* Task prompt *
Present the data once more in exactly its original form.

[Records that describe figures]
•••
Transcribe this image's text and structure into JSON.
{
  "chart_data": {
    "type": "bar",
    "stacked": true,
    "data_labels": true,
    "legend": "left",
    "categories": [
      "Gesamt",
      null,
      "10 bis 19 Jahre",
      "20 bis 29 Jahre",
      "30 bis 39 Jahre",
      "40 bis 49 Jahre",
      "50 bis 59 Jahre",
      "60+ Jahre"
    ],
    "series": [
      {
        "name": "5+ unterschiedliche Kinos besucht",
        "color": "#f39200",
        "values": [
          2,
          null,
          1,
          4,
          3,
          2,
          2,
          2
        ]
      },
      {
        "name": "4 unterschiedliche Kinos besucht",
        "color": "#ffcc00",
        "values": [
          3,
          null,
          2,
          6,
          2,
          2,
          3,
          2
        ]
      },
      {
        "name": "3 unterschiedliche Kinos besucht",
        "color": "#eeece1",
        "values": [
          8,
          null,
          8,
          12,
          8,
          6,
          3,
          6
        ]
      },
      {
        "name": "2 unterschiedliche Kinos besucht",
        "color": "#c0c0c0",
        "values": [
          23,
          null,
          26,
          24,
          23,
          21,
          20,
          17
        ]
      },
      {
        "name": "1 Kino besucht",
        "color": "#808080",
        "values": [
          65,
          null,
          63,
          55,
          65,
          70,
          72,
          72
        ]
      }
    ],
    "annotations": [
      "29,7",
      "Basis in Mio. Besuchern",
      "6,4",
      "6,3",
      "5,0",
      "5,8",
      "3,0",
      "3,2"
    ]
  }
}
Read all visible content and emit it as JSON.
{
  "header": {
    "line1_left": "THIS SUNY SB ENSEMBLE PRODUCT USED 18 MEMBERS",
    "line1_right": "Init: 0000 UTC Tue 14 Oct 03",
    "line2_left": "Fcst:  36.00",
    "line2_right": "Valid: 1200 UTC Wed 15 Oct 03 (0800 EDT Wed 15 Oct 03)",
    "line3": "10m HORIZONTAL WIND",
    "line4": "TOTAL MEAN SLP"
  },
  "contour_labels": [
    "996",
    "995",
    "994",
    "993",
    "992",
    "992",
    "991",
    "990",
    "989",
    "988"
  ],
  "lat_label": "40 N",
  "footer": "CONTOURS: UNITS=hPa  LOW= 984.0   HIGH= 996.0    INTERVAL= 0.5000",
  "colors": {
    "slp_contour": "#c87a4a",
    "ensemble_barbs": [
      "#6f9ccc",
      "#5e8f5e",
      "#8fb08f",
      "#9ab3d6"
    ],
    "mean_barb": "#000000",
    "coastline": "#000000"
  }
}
•••
* Exercise result *
Transcribe this image's text and structure into JSON.
{
  "chart_data": {
    "type": "bar",
    "stacked": true,
    "data_labels": true,
    "legend": "left",
    "categories": [
      "Gesamt",
      null,
      "10 bis 19 Jahre",
      "20 bis 29 Jahre",
      "30 bis 39 Jahre",
      "40 bis 49 Jahre",
      "50 bis 59 Jahre",
      "60+ Jahre"
    ],
    "series": [
      {
        "name": "5+ unterschiedliche Kinos besucht",
        "color": "#f39200",
        "values": [
          2,
          null,
          1,
          4,
          3,
          2,
          2,
          2
        ]
      },
      {
        "name": "4 unterschiedliche Kinos besucht",
        "color": "#ffcc00",
        "values": [
          3,
          null,
          2,
          6,
          2,
          2,
          3,
          2
        ]
      },
      {
        "name": "3 unterschiedliche Kinos besucht",
        "color": "#eeece1",
        "values": [
          8,
          null,
          8,
          12,
          8,
          6,
          3,
          6
        ]
      },
      {
        "name": "2 unterschiedliche Kinos besucht",
        "color": "#c0c0c0",
        "values": [
          23,
          null,
          26,
          24,
          23,
          21,
          20,
          17
        ]
      },
      {
        "name": "1 Kino besucht",
        "color": "#808080",
        "values": [
          65,
          null,
          63,
          55,
          65,
          70,
          72,
          72
        ]
      }
    ],
    "annotations": [
      "29,7",
      "Basis in Mio. Besuchern",
      "6,4",
      "6,3",
      "5,0",
      "5,8",
      "3,0",
      "3,2"
    ]
  }
}
Read all visible content and emit it as JSON.
{
  "header": {
    "line1_left": "THIS SUNY SB ENSEMBLE PRODUCT USED 18 MEMBERS",
    "line1_right": "Init: 0000 UTC Tue 14 Oct 03",
    "line2_left": "Fcst:  36.00",
    "line2_right": "Valid: 1200 UTC Wed 15 Oct 03 (0800 EDT Wed 15 Oct 03)",
    "line3": "10m HORIZONTAL WIND",
    "line4": "TOTAL MEAN SLP"
  },
  "contour_labels": [
    "996",
    "995",
    "994",
    "993",
    "992",
    "992",
    "991",
    "990",
    "989",
    "988"
  ],
  "lat_label": "40 N",
  "footer": "CONTOURS: UNITS=hPa  LOW= 984.0   HIGH= 996.0    INTERVAL= 0.5000",
  "colors": {
    "slp_contour": "#c87a4a",
    "ensemble_barbs": [
      "#6f9ccc",
      "#5e8f5e",
      "#8fb08f",
      "#9ab3d6"
    ],
    "mean_barb": "#000000",
    "coastline": "#000000"
  }
}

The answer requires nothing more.